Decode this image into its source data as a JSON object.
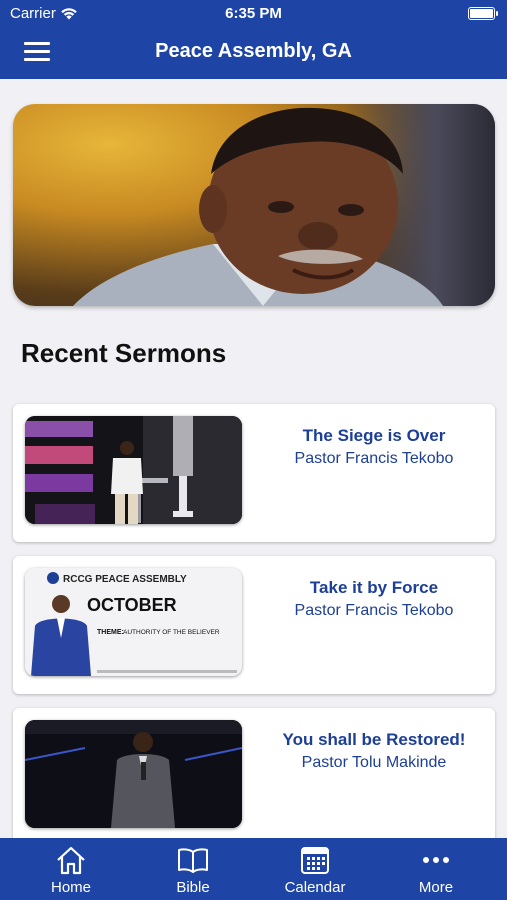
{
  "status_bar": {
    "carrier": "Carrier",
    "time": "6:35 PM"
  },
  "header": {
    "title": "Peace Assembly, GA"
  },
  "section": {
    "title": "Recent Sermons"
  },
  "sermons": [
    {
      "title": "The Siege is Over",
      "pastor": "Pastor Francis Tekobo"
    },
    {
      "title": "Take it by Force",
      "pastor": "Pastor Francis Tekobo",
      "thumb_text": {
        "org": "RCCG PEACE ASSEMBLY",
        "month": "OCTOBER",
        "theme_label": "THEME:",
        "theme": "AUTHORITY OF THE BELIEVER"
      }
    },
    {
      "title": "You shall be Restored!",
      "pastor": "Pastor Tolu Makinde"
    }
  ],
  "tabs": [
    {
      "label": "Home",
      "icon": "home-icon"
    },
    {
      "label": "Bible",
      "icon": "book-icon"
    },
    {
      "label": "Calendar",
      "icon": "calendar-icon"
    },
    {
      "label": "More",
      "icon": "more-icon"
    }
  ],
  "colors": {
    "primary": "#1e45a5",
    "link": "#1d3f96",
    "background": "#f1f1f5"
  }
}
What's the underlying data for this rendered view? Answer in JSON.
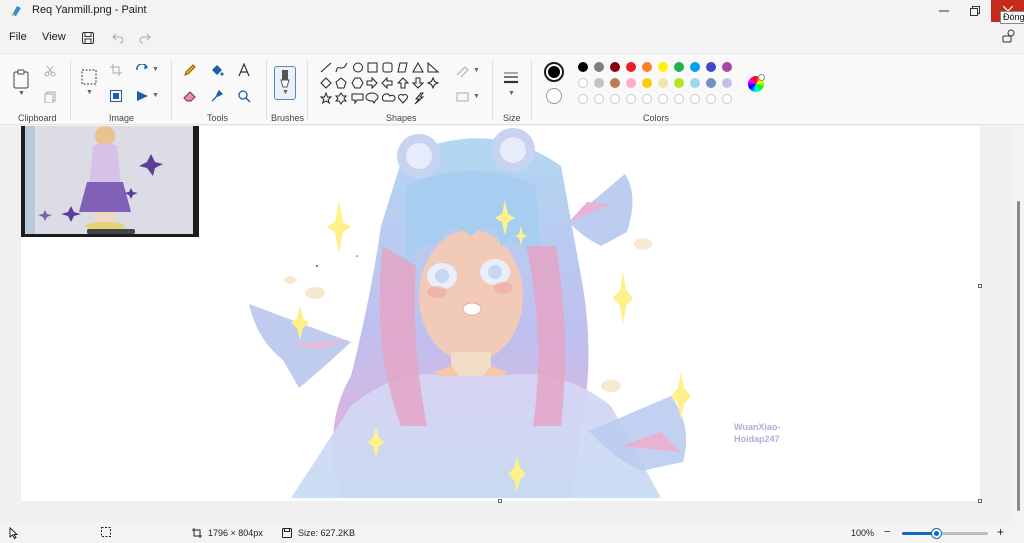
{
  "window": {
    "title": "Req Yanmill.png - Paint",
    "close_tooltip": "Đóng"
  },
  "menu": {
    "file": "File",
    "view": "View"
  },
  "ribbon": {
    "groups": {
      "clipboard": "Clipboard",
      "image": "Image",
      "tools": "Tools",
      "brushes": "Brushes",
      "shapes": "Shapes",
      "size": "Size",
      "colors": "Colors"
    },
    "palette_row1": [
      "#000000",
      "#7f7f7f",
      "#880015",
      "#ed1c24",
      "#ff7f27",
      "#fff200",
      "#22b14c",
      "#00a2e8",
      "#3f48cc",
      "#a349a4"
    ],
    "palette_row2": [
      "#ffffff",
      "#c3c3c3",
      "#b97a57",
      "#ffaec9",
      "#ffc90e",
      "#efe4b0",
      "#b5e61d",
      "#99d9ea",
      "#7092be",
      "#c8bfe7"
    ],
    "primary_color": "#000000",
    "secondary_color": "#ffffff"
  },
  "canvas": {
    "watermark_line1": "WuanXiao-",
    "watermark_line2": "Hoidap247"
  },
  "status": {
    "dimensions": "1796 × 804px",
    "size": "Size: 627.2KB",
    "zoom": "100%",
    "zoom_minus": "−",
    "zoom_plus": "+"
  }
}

--------

List the lines of the entries that include "icon".

      "icon": "home-icon"
      "icon": "book-icon"
      "icon": "calendar-icon"
      "icon": "more-icon"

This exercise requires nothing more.